### The exercise:
Your task is to copy every line of the records below that contains "латинского".

+--

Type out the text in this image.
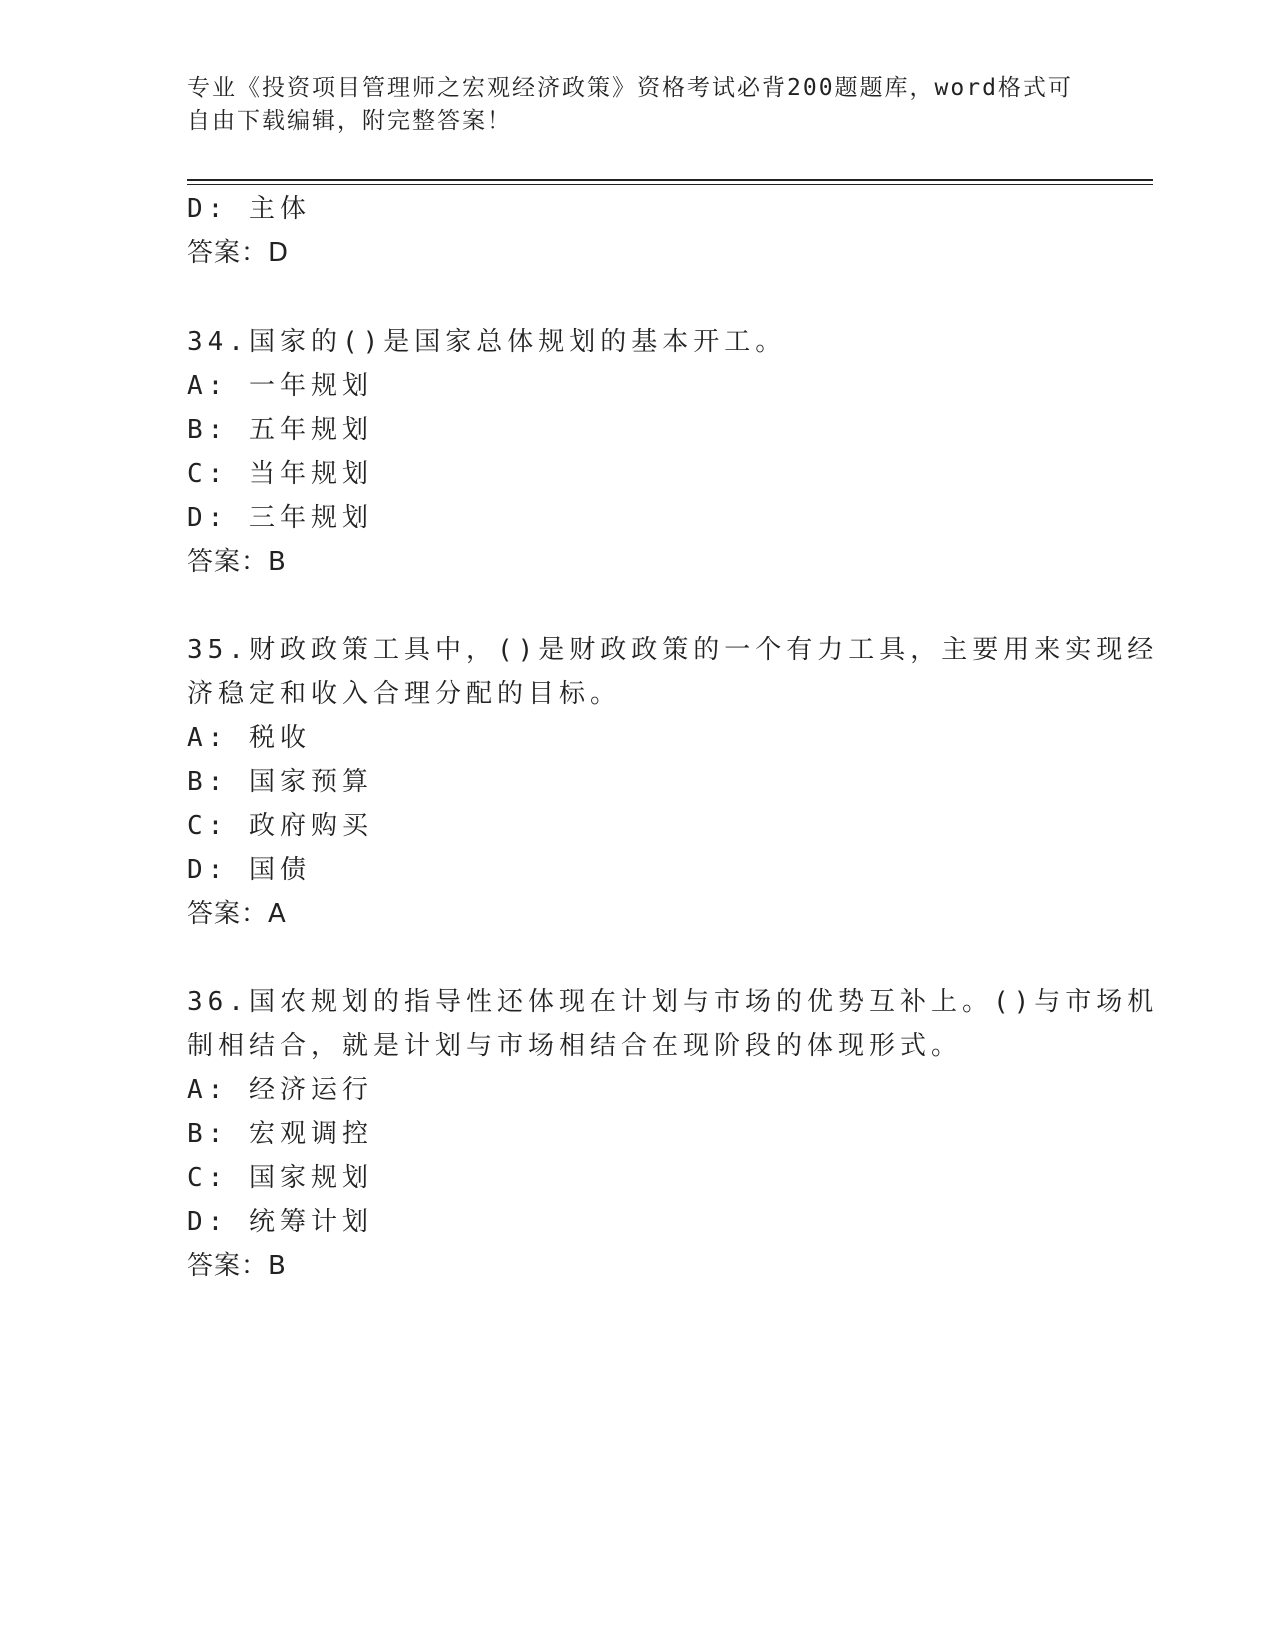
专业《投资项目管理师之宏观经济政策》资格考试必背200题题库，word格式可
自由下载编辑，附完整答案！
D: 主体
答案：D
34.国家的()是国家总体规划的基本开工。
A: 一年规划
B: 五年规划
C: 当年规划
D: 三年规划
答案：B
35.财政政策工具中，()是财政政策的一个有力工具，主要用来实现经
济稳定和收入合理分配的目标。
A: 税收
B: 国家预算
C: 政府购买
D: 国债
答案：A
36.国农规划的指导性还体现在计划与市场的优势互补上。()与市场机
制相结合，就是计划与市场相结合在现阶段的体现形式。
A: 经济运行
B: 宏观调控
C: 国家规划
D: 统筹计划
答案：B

+--

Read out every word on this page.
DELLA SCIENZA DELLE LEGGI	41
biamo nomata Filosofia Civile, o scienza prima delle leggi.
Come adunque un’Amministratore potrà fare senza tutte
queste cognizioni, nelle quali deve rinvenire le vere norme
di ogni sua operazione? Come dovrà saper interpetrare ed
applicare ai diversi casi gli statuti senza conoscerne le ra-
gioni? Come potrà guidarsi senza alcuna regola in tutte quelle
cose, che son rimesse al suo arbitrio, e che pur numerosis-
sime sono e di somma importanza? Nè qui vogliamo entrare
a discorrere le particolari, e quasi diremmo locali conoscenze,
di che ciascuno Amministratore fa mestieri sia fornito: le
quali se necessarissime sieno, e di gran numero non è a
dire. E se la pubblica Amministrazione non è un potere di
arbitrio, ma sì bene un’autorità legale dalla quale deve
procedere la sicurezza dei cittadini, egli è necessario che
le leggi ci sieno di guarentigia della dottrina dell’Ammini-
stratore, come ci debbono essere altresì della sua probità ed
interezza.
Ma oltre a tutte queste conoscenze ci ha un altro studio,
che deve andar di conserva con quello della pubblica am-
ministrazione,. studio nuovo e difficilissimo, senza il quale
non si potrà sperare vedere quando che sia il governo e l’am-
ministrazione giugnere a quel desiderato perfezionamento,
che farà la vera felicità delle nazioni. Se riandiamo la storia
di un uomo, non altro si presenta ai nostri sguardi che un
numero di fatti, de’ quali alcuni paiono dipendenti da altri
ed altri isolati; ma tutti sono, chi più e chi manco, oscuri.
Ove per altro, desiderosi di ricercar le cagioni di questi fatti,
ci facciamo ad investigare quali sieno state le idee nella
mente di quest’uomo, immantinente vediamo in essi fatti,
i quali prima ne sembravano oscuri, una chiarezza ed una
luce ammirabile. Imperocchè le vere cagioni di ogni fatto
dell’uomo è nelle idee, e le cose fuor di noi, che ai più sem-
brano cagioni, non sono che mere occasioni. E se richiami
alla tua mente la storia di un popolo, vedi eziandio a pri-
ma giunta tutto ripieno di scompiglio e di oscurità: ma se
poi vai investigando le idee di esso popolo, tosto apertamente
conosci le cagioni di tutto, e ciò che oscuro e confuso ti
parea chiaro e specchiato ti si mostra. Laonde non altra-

+--

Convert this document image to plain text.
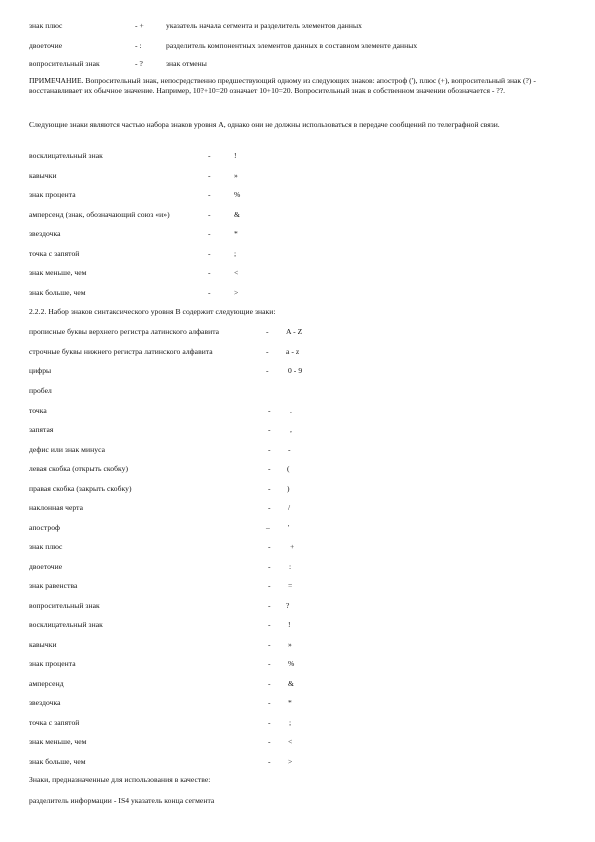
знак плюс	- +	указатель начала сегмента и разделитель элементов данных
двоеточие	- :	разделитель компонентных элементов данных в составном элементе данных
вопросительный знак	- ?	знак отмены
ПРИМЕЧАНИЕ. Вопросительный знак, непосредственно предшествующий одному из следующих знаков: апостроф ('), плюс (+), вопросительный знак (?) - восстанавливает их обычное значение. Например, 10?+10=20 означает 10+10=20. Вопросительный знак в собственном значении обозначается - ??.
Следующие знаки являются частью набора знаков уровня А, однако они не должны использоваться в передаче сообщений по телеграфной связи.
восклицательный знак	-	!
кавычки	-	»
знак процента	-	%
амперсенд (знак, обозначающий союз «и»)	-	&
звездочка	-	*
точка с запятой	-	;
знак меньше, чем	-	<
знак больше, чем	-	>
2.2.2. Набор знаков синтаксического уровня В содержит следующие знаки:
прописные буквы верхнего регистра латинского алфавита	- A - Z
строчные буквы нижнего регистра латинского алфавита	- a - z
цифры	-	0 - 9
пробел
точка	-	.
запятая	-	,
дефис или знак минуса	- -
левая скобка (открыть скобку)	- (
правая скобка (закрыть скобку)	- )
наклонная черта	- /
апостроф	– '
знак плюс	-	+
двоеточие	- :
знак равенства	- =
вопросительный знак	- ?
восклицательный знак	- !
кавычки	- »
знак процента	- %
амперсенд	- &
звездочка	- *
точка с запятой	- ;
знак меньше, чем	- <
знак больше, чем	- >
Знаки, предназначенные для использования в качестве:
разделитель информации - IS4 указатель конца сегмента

+--

### Correct output:
прописные буквы верхнего регистра латинского алфавита	- A - Z
строчные буквы нижнего регистра латинского алфавита	- a - z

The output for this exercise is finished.